Problem to work on >> Convert every line of the data below into a Markdown table with two columns, "Row" for the line's number and "Line" for its text, omitting any blank lines.

Material provided >>
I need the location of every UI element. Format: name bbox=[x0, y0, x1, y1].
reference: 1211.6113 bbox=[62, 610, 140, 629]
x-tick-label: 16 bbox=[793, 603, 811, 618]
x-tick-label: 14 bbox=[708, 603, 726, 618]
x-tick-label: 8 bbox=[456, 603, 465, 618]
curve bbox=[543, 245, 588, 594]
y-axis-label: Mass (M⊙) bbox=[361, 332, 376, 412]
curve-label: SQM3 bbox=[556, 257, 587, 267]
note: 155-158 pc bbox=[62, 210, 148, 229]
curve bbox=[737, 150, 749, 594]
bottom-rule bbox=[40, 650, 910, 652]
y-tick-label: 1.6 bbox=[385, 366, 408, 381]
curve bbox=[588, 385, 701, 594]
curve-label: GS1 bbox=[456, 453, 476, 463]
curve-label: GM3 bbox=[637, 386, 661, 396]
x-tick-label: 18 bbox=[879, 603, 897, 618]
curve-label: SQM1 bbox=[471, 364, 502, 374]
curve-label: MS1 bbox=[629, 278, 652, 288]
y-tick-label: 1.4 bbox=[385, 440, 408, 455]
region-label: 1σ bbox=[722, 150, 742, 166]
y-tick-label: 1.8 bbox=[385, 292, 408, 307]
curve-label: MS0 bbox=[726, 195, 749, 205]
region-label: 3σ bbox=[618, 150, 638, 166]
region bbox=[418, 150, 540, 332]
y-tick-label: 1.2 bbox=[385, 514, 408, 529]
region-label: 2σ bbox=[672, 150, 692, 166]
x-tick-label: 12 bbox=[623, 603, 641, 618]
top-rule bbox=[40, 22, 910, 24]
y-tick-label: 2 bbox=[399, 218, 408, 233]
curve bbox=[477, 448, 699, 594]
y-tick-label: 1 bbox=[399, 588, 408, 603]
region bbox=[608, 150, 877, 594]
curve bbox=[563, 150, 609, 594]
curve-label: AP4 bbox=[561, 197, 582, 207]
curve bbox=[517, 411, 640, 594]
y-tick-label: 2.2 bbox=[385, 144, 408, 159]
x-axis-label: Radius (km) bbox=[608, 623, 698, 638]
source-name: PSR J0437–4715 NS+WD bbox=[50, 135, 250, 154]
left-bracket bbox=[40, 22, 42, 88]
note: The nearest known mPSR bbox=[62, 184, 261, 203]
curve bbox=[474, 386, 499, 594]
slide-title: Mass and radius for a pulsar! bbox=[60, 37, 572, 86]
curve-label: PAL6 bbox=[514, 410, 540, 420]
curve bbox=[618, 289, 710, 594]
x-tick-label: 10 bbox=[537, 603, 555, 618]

Written response >>
| Row | Line |
|---|---|
| 1 | I need the location of every UI element. Format: name bbox=[x0, y0, x1, y1]. |
| 2 | reference: 1211.6113 bbox=[62, 610, 140, 629] |
| 3 | x-tick-label: 16 bbox=[793, 603, 811, 618] |
| 4 | x-tick-label: 14 bbox=[708, 603, 726, 618] |
| 5 | x-tick-label: 8 bbox=[456, 603, 465, 618] |
| 6 | curve bbox=[543, 245, 588, 594] |
| 7 | y-axis-label: Mass (M⊙) bbox=[361, 332, 376, 412] |
| 8 | curve-label: SQM3 bbox=[556, 257, 587, 267] |
| 9 | note: 155-158 pc bbox=[62, 210, 148, 229] |
| 10 | curve bbox=[737, 150, 749, 594] |
| 11 | bottom-rule bbox=[40, 650, 910, 652] |
| 12 | y-tick-label: 1.6 bbox=[385, 366, 408, 381] |
| 13 | curve bbox=[588, 385, 701, 594] |
| 14 | curve-label: GS1 bbox=[456, 453, 476, 463] |
| 15 | curve-label: GM3 bbox=[637, 386, 661, 396] |
| 16 | x-tick-label: 18 bbox=[879, 603, 897, 618] |
| 17 | curve-label: SQM1 bbox=[471, 364, 502, 374] |
| 18 | curve-label: MS1 bbox=[629, 278, 652, 288] |
| 19 | y-tick-label: 1.4 bbox=[385, 440, 408, 455] |
| 20 | region-label: 1σ bbox=[722, 150, 742, 166] |
| 21 | y-tick-label: 1.8 bbox=[385, 292, 408, 307] |
| 22 | curve-label: MS0 bbox=[726, 195, 749, 205] |
| 23 | region-label: 3σ bbox=[618, 150, 638, 166] |
| 24 | region bbox=[418, 150, 540, 332] |
| 25 | y-tick-label: 1.2 bbox=[385, 514, 408, 529] |
| 26 | region-label: 2σ bbox=[672, 150, 692, 166] |
| 27 | x-tick-label: 12 bbox=[623, 603, 641, 618] |
| 28 | top-rule bbox=[40, 22, 910, 24] |
| 29 | y-tick-label: 2 bbox=[399, 218, 408, 233] |
| 30 | curve bbox=[477, 448, 699, 594] |
| 31 | y-tick-label: 1 bbox=[399, 588, 408, 603] |
| 32 | region bbox=[608, 150, 877, 594] |
| 33 | curve bbox=[563, 150, 609, 594] |
| 34 | curve-label: AP4 bbox=[561, 197, 582, 207] |
| 35 | curve bbox=[517, 411, 640, 594] |
| 36 | y-tick-label: 2.2 bbox=[385, 144, 408, 159] |
| 37 | x-axis-label: Radius (km) bbox=[608, 623, 698, 638] |
| 38 | source-name: PSR J0437–4715 NS+WD bbox=[50, 135, 250, 154] |
| 39 | left-bracket bbox=[40, 22, 42, 88] |
| 40 | note: The nearest known mPSR bbox=[62, 184, 261, 203] |
| 41 | curve bbox=[474, 386, 499, 594] |
| 42 | slide-title: Mass and radius for a pulsar! bbox=[60, 37, 572, 86] |
| 43 | curve-label: PAL6 bbox=[514, 410, 540, 420] |
| 44 | curve bbox=[618, 289, 710, 594] |
| 45 | x-tick-label: 10 bbox=[537, 603, 555, 618] |